- [GOAL OF THE EXERCISE] Repeat all the records exactly, omitting pictures.

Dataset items
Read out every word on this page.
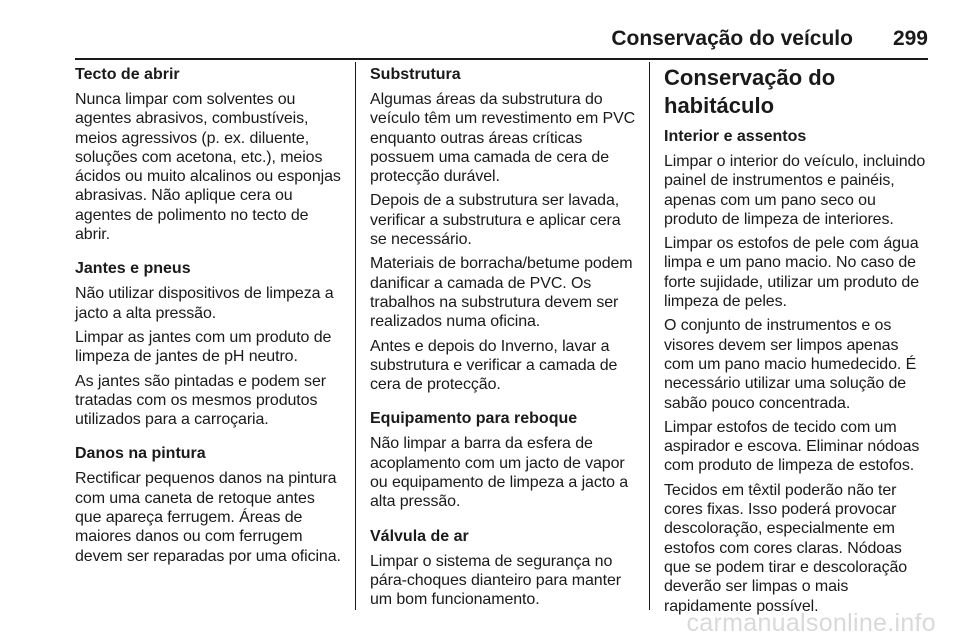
Conservação do veículo 299
Tecto de abrir

Nunca limpar com solventes ou agentes abrasivos, combustíveis, meios agressivos (p. ex. diluente, soluções com acetona, etc.), meios ácidos ou muito alcalinos ou esponjas abrasivas. Não aplique cera ou agentes de polimento no tecto de abrir.

Jantes e pneus

Não utilizar dispositivos de limpeza a jacto a alta pressão.

Limpar as jantes com um produto de limpeza de jantes de pH neutro.

As jantes são pintadas e podem ser tratadas com os mesmos produtos utilizados para a carroçaria.

Danos na pintura

Rectificar pequenos danos na pintura com uma caneta de retoque antes que apareça ferrugem. Áreas de maiores danos ou com ferrugem devem ser reparadas por uma oficina.

Substrutura

Algumas áreas da substrutura do veículo têm um revestimento em PVC enquanto outras áreas críticas possuem uma camada de cera de protecção durável.

Depois de a substrutura ser lavada, verificar a substrutura e aplicar cera se necessário.

Materiais de borracha/betume podem danificar a camada de PVC. Os trabalhos na substrutura devem ser realizados numa oficina.

Antes e depois do Inverno, lavar a substrutura e verificar a camada de cera de protecção.

Equipamento para reboque

Não limpar a barra da esfera de acoplamento com um jacto de vapor ou equipamento de limpeza a jacto a alta pressão.

Válvula de ar

Limpar o sistema de segurança no pára-choques dianteiro para manter um bom funcionamento.

Conservação do habitáculo
Interior e assentos

Limpar o interior do veículo, incluindo painel de instrumentos e painéis, apenas com um pano seco ou produto de limpeza de interiores.

Limpar os estofos de pele com água limpa e um pano macio. No caso de forte sujidade, utilizar um produto de limpeza de peles.

O conjunto de instrumentos e os visores devem ser limpos apenas com um pano macio humedecido. É necessário utilizar uma solução de sabão pouco concentrada.

Limpar estofos de tecido com um aspirador e escova. Eliminar nódoas com produto de limpeza de estofos.

Tecidos em têxtil poderão não ter cores fixas. Isso poderá provocar descoloração, especialmente em estofos com cores claras. Nódoas que se podem tirar e descoloração deverão ser limpas o mais rapidamente possível.

carmanualsonline.info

- [TASK RESPONSE]
Read out every word on this page.
Conservação do veículo 299
Tecto de abrir

Nunca limpar com solventes ou agentes abrasivos, combustíveis, meios agressivos (p. ex. diluente, soluções com acetona, etc.), meios ácidos ou muito alcalinos ou esponjas abrasivas. Não aplique cera ou agentes de polimento no tecto de abrir.

Jantes e pneus

Não utilizar dispositivos de limpeza a jacto a alta pressão.

Limpar as jantes com um produto de limpeza de jantes de pH neutro.

As jantes são pintadas e podem ser tratadas com os mesmos produtos utilizados para a carroçaria.

Danos na pintura

Rectificar pequenos danos na pintura com uma caneta de retoque antes que apareça ferrugem. Áreas de maiores danos ou com ferrugem devem ser reparadas por uma oficina.

Substrutura

Algumas áreas da substrutura do veículo têm um revestimento em PVC enquanto outras áreas críticas possuem uma camada de cera de protecção durável.

Depois de a substrutura ser lavada, verificar a substrutura e aplicar cera se necessário.

Materiais de borracha/betume podem danificar a camada de PVC. Os trabalhos na substrutura devem ser realizados numa oficina.

Antes e depois do Inverno, lavar a substrutura e verificar a camada de cera de protecção.

Equipamento para reboque

Não limpar a barra da esfera de acoplamento com um jacto de vapor ou equipamento de limpeza a jacto a alta pressão.

Válvula de ar

Limpar o sistema de segurança no pára-choques dianteiro para manter um bom funcionamento.

Conservação do habitáculo
Interior e assentos

Limpar o interior do veículo, incluindo painel de instrumentos e painéis, apenas com um pano seco ou produto de limpeza de interiores.

Limpar os estofos de pele com água limpa e um pano macio. No caso de forte sujidade, utilizar um produto de limpeza de peles.

O conjunto de instrumentos e os visores devem ser limpos apenas com um pano macio humedecido. É necessário utilizar uma solução de sabão pouco concentrada.

Limpar estofos de tecido com um aspirador e escova. Eliminar nódoas com produto de limpeza de estofos.

Tecidos em têxtil poderão não ter cores fixas. Isso poderá provocar descoloração, especialmente em estofos com cores claras. Nódoas que se podem tirar e descoloração deverão ser limpas o mais rapidamente possível.

carmanualsonline.info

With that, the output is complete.